Reproduce the records below exactly, leaving out any pictures.

::: THE INPUT

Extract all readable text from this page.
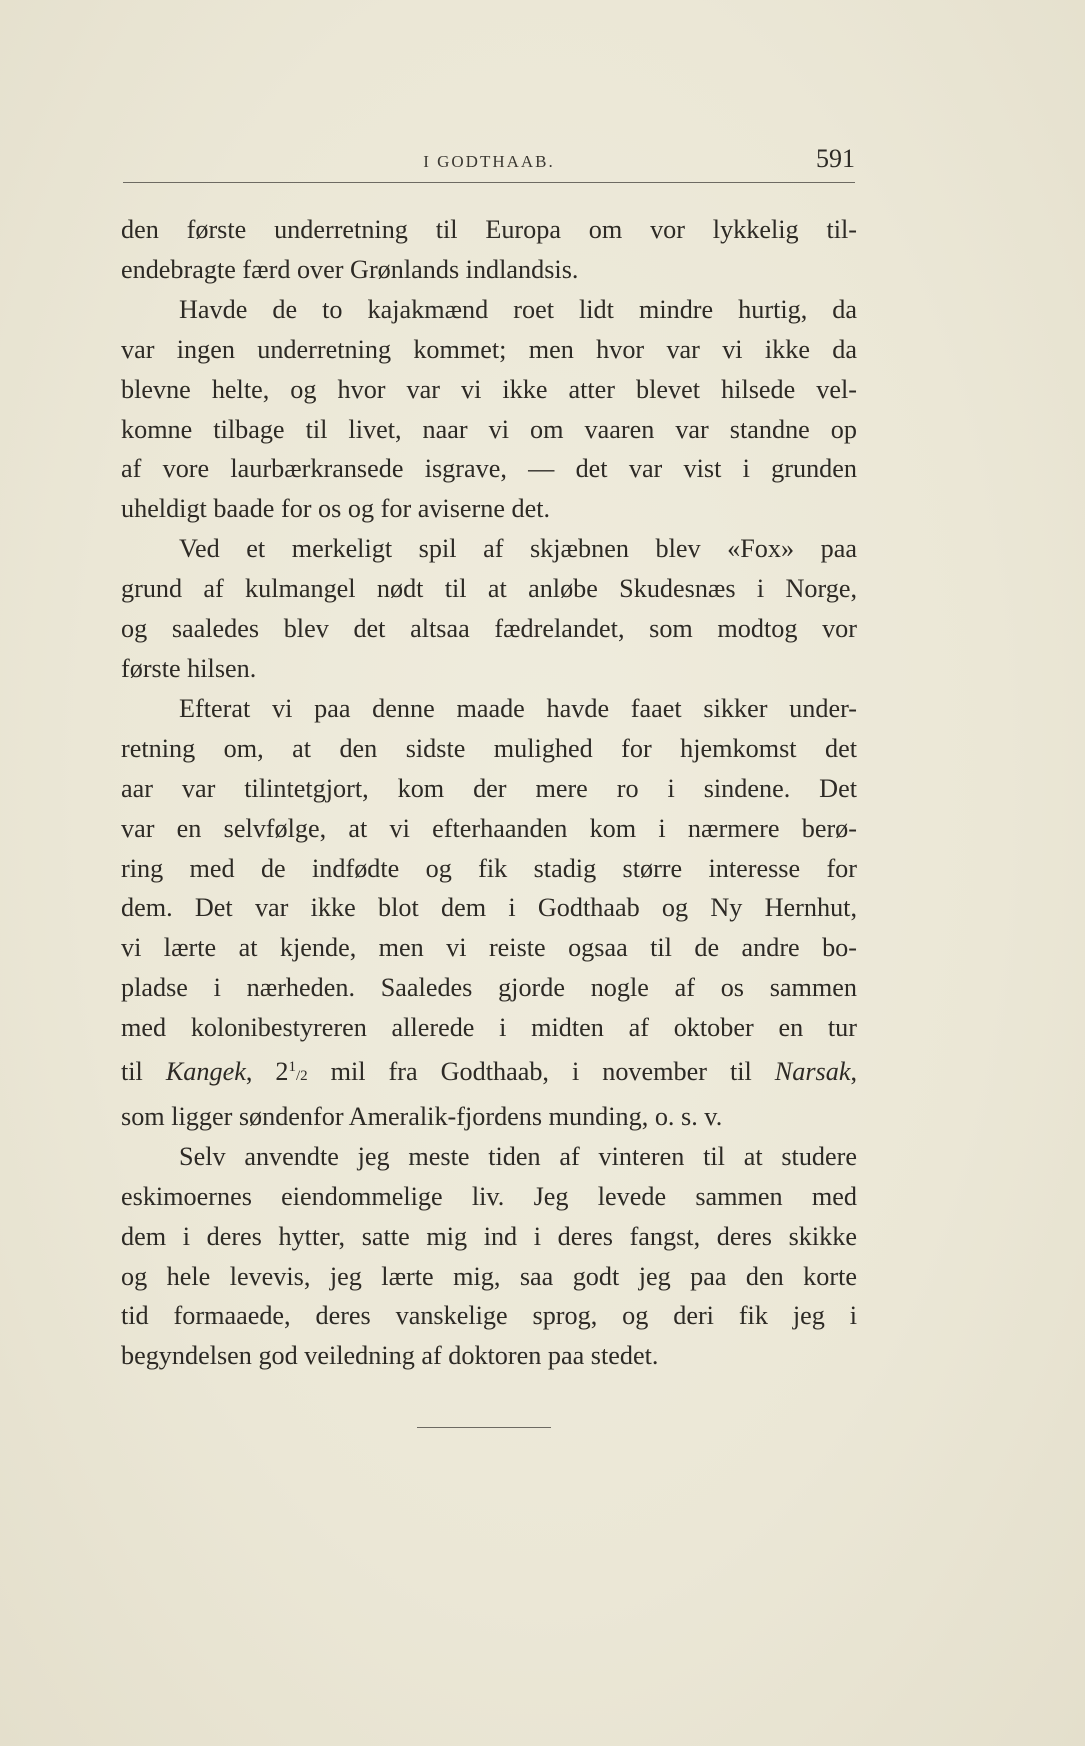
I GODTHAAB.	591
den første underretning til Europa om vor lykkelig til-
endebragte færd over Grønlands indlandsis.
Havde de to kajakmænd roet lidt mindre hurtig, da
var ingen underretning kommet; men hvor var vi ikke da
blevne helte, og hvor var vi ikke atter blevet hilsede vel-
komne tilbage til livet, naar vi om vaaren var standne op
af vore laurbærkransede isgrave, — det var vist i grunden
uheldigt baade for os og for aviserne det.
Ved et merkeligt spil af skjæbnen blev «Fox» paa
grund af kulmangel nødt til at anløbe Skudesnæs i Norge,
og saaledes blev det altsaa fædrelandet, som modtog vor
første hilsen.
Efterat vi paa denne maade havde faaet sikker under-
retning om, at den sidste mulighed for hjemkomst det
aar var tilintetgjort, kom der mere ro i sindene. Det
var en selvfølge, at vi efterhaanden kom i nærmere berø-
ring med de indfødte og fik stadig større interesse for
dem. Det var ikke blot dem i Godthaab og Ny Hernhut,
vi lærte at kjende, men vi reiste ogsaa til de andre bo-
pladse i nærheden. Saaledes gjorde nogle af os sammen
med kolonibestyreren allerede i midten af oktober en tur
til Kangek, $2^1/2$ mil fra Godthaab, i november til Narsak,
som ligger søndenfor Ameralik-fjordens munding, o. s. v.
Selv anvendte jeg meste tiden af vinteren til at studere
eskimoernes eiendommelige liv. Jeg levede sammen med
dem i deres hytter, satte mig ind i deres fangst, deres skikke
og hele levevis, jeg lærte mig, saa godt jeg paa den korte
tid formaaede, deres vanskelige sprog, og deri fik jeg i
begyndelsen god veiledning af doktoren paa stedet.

::::::

SOLUTION FOR THIS PROBLEM ▸
Extract all readable text from this page.
I GODTHAAB.	591
den første underretning til Europa om vor lykkelig til-
endebragte færd over Grønlands indlandsis.
Havde de to kajakmænd roet lidt mindre hurtig, da
var ingen underretning kommet; men hvor var vi ikke da
blevne helte, og hvor var vi ikke atter blevet hilsede vel-
komne tilbage til livet, naar vi om vaaren var standne op
af vore laurbærkransede isgrave, — det var vist i grunden
uheldigt baade for os og for aviserne det.
Ved et merkeligt spil af skjæbnen blev «Fox» paa
grund af kulmangel nødt til at anløbe Skudesnæs i Norge,
og saaledes blev det altsaa fædrelandet, som modtog vor
første hilsen.
Efterat vi paa denne maade havde faaet sikker under-
retning om, at den sidste mulighed for hjemkomst det
aar var tilintetgjort, kom der mere ro i sindene. Det
var en selvfølge, at vi efterhaanden kom i nærmere berø-
ring med de indfødte og fik stadig større interesse for
dem. Det var ikke blot dem i Godthaab og Ny Hernhut,
vi lærte at kjende, men vi reiste ogsaa til de andre bo-
pladse i nærheden. Saaledes gjorde nogle af os sammen
med kolonibestyreren allerede i midten af oktober en tur
til Kangek, $2^1/2$ mil fra Godthaab, i november til Narsak,
som ligger søndenfor Ameralik-fjordens munding, o. s. v.
Selv anvendte jeg meste tiden af vinteren til at studere
eskimoernes eiendommelige liv. Jeg levede sammen med
dem i deres hytter, satte mig ind i deres fangst, deres skikke
og hele levevis, jeg lærte mig, saa godt jeg paa den korte
tid formaaede, deres vanskelige sprog, og deri fik jeg i
begyndelsen god veiledning af doktoren paa stedet.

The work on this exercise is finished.